[Given records]:
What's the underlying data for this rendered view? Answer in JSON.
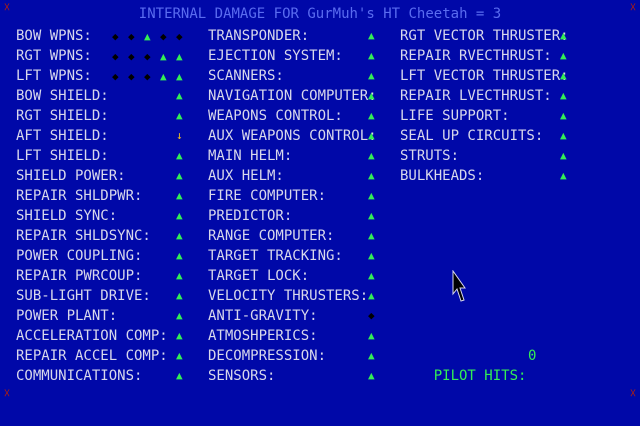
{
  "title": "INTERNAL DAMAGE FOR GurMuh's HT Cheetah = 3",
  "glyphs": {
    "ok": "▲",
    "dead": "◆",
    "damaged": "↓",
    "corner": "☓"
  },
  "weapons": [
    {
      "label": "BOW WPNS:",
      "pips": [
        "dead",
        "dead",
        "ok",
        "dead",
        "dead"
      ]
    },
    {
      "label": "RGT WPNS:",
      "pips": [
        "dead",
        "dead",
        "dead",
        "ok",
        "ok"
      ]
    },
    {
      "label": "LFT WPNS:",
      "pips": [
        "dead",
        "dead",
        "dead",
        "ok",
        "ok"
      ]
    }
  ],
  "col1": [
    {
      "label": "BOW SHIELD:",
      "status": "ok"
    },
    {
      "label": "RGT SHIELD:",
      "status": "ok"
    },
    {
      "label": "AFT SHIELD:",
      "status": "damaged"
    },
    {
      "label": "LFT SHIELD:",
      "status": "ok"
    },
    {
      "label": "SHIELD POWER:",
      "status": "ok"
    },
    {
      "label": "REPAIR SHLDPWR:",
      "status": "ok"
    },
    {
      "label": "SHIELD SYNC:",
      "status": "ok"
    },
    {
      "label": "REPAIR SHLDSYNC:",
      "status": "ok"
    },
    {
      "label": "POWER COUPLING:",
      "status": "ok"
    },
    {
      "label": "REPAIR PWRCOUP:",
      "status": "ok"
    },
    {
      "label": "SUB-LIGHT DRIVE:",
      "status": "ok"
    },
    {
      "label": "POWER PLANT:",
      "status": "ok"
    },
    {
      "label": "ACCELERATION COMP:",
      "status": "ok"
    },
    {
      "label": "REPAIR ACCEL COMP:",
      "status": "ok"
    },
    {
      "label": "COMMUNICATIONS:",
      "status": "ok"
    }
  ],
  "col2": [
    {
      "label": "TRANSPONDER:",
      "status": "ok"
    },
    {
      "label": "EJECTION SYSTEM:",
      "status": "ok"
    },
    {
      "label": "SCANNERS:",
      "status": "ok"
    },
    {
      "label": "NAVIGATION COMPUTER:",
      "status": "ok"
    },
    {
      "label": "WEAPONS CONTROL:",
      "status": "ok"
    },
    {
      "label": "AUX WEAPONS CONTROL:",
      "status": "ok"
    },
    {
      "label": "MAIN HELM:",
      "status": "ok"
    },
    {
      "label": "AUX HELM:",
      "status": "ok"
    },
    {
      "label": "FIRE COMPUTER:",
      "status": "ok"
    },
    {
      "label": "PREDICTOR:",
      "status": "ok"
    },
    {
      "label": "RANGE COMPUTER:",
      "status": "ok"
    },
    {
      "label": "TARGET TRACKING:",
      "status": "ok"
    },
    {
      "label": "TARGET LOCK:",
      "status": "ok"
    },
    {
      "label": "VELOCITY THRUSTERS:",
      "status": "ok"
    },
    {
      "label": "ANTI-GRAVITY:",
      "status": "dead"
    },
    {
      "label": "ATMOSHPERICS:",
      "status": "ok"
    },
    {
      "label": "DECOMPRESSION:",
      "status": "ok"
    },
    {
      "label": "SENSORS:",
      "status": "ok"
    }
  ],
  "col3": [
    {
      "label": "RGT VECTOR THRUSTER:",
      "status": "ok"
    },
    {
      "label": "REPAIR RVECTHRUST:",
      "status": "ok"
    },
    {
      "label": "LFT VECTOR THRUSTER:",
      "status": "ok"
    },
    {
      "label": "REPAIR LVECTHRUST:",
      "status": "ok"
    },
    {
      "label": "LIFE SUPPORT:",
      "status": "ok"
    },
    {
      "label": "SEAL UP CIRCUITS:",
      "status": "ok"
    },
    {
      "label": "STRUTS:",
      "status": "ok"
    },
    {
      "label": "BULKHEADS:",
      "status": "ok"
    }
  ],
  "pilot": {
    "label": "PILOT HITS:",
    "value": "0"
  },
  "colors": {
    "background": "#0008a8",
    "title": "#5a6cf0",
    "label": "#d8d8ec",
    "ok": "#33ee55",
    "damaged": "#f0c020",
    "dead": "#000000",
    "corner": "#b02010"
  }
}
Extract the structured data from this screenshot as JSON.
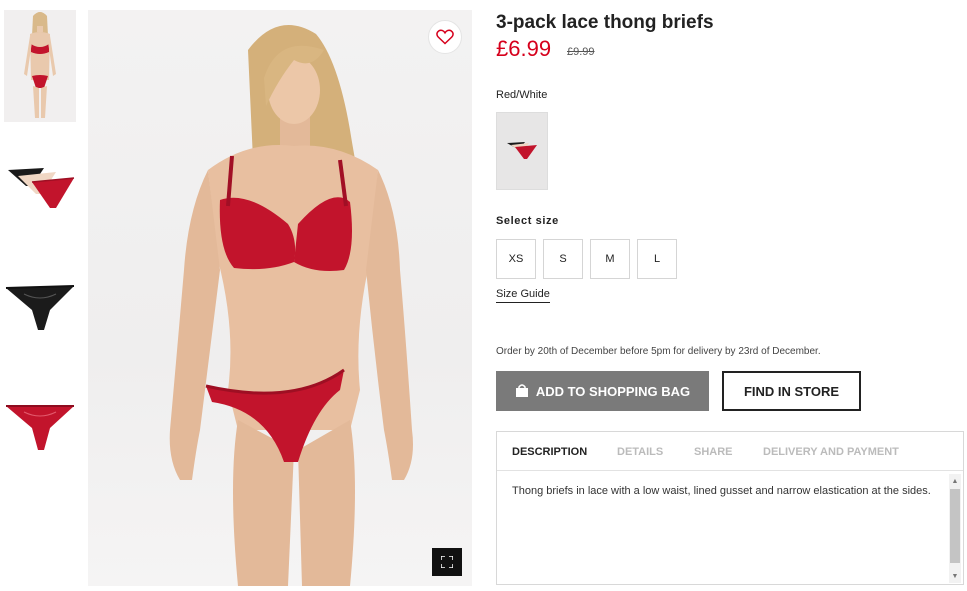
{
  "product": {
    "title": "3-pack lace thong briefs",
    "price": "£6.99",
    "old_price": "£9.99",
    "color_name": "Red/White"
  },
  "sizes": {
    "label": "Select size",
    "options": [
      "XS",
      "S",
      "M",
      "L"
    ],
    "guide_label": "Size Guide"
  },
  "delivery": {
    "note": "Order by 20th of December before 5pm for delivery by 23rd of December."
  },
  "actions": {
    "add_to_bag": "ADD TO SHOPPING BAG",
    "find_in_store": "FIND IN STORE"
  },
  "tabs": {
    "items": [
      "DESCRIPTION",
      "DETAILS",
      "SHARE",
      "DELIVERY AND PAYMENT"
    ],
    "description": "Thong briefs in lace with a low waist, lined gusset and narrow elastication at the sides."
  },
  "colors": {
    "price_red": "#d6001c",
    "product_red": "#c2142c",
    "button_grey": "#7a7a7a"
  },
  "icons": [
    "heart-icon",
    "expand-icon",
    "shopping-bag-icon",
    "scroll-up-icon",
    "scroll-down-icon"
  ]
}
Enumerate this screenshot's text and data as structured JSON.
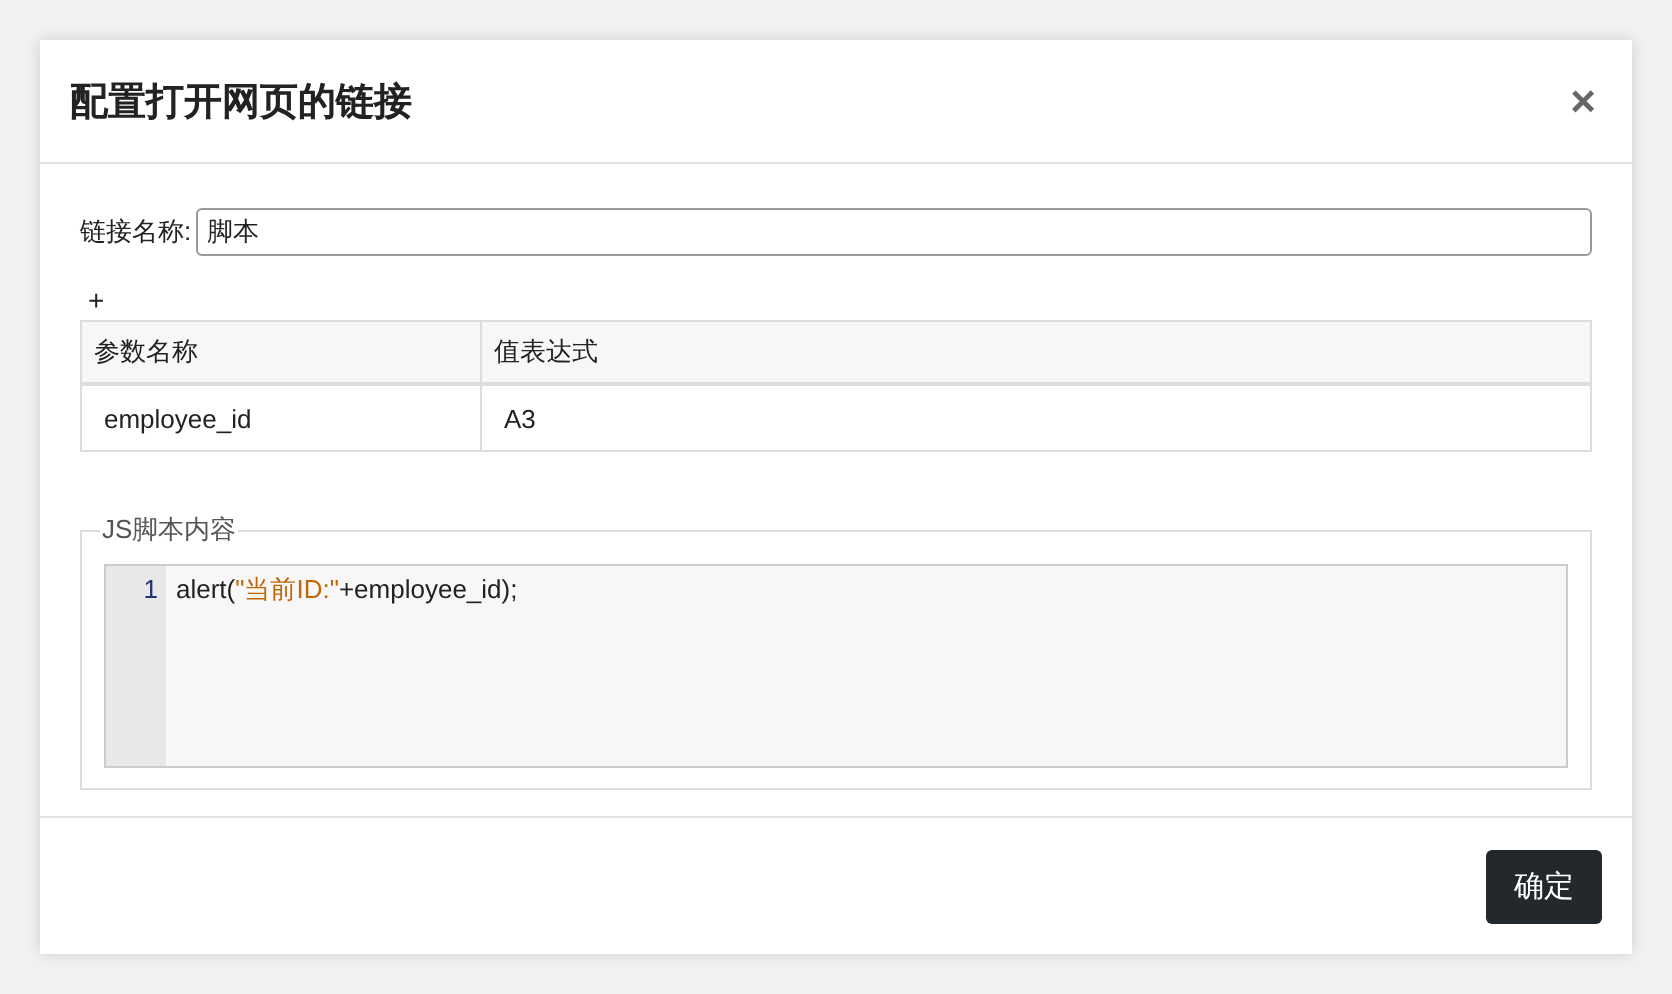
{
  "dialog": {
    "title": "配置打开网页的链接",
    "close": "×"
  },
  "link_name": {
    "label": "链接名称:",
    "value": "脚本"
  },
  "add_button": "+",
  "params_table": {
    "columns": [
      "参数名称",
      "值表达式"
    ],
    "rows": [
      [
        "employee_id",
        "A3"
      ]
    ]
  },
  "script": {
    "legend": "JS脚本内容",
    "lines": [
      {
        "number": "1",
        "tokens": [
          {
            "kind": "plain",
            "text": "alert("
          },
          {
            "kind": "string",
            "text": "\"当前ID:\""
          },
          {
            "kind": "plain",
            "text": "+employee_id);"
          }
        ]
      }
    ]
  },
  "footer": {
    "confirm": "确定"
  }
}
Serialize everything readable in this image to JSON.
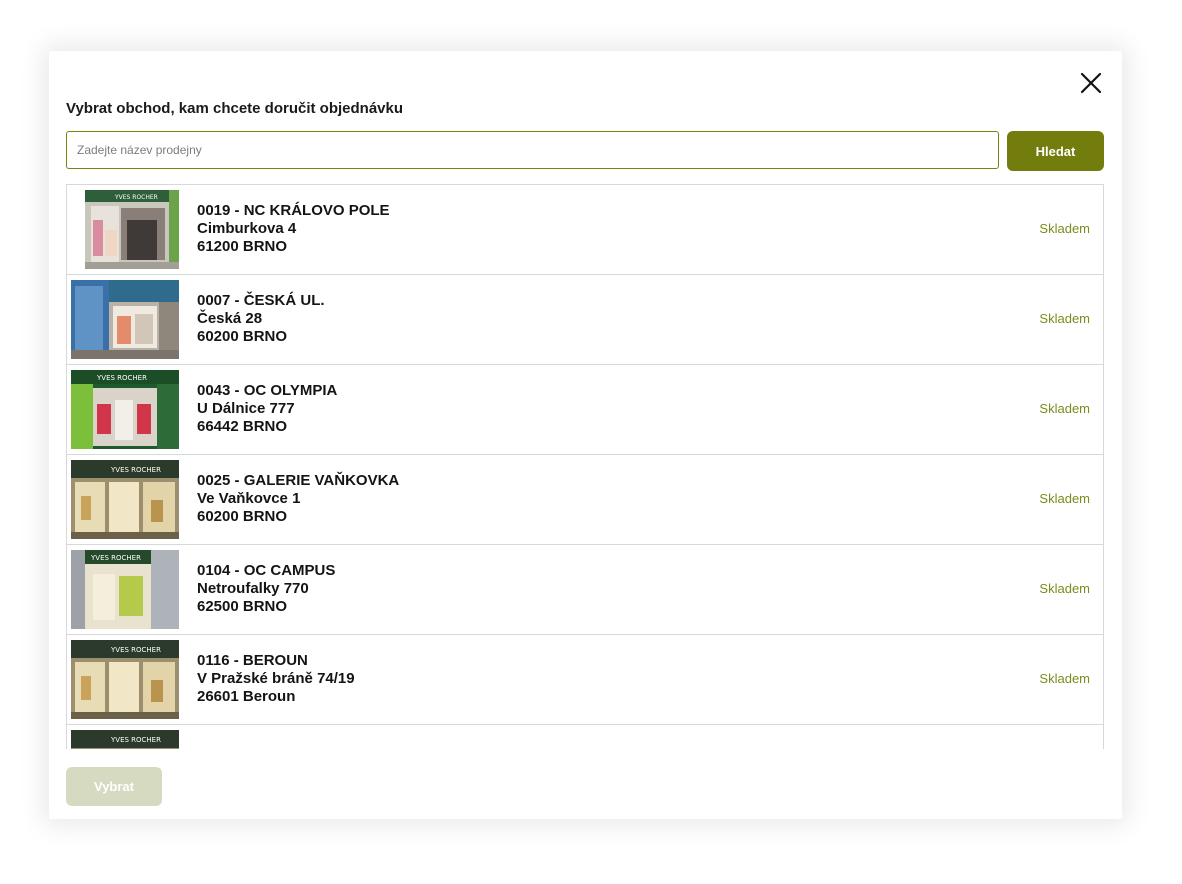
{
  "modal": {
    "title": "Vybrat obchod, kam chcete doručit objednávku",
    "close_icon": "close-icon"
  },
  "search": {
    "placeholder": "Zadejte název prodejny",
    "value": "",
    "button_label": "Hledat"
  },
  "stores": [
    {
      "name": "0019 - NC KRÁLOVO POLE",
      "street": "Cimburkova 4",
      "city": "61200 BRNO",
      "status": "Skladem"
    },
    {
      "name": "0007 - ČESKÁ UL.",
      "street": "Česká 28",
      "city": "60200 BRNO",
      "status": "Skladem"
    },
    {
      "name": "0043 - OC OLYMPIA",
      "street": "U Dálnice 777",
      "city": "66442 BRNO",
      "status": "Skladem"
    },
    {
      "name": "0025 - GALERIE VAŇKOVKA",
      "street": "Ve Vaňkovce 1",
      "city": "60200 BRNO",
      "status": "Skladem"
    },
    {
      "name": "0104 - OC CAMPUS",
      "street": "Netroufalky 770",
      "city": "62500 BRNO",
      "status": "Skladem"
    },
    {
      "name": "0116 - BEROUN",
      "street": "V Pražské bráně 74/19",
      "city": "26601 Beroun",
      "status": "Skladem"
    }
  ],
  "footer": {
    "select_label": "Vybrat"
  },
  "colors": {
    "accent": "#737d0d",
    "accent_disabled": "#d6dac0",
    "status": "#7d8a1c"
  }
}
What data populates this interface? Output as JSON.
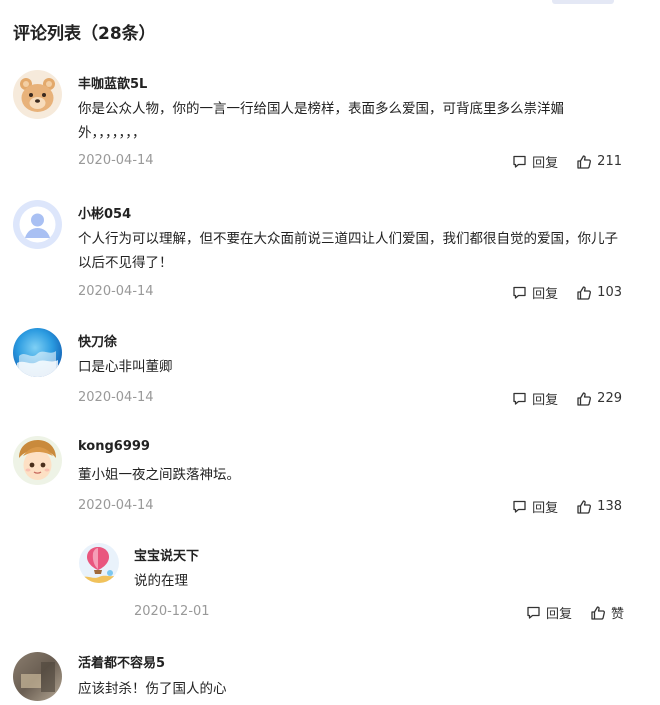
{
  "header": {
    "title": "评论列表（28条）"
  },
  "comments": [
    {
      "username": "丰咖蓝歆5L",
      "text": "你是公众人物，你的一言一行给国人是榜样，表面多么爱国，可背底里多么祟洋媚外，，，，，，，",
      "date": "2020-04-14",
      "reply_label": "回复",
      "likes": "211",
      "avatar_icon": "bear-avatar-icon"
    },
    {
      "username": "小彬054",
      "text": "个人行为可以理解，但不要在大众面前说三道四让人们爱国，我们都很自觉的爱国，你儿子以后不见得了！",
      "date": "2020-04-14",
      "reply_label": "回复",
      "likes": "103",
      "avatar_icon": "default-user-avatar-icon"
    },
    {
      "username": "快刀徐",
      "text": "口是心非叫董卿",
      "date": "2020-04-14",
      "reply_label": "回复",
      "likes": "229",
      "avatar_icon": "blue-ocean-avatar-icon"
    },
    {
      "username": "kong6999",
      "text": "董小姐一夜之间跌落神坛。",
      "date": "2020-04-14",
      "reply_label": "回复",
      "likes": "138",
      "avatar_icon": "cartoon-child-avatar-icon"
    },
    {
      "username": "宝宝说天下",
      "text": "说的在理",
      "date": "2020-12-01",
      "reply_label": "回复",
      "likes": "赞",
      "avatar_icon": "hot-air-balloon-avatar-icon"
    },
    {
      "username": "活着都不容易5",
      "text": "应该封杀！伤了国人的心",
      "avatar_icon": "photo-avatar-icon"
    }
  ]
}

[Task description]: Your task is to gather every line with the word "text" and copy it.

[Expected answer]:
Enumerate this screenshot's text and data as structured JSON.
            "text": "alert("
            "text": "\"当前ID:\""
            "text": "+employee_id);"
      "text": "你是公众人物，你的一言一行给国人是榜样，表面多么爱国，可背底里多么祟洋媚外，，，，，，，",
      "text": "个人行为可以理解，但不要在大众面前说三道四让人们爱国，我们都很自觉的爱国，你儿子以后不见得了！",
      "text": "口是心非叫董卿",
      "text": "董小姐一夜之间跌落神坛。",
      "text": "说的在理",
      "text": "应该封杀！伤了国人的心",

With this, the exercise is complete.